__Provided data__.
--- begin ---

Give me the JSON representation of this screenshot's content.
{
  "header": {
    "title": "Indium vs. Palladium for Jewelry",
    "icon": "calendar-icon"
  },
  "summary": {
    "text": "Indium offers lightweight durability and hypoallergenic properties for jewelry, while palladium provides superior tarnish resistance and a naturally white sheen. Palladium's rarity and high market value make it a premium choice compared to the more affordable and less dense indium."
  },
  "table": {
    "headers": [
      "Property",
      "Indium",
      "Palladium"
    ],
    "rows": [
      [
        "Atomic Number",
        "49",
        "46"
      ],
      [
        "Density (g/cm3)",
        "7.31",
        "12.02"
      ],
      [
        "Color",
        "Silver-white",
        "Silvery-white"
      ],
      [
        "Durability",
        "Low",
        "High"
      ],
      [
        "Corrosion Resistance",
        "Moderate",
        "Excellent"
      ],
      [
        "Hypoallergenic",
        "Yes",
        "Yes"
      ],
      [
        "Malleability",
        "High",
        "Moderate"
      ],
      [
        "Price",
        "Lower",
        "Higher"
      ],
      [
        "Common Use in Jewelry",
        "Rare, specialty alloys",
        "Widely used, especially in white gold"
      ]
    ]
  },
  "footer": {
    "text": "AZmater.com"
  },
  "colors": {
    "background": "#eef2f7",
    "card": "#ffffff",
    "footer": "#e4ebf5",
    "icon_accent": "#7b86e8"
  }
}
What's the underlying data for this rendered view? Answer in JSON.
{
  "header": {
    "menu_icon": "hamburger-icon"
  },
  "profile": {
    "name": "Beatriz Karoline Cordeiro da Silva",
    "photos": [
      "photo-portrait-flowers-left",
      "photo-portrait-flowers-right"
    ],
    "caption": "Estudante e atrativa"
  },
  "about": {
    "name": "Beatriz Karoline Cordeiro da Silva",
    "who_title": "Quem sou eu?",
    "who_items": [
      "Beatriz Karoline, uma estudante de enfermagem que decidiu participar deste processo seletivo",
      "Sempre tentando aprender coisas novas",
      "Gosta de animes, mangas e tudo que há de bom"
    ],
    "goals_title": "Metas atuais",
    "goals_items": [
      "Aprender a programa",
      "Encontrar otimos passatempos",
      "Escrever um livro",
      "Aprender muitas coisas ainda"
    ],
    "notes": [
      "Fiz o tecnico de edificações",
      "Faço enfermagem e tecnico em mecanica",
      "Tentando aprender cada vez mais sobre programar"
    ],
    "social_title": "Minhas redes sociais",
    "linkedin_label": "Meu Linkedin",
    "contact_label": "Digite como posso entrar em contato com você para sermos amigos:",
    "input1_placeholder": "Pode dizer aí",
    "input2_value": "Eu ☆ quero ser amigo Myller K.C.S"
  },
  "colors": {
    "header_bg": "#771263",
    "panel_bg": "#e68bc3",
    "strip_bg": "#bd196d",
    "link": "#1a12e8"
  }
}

--- end ---

__Work required__. Lines holding the word "JSON" in the entries above are the ones to pull out. Copy them all.

__Answer in full__.
Give me the JSON representation of this screenshot's content.
What's the underlying data for this rendered view? Answer in JSON.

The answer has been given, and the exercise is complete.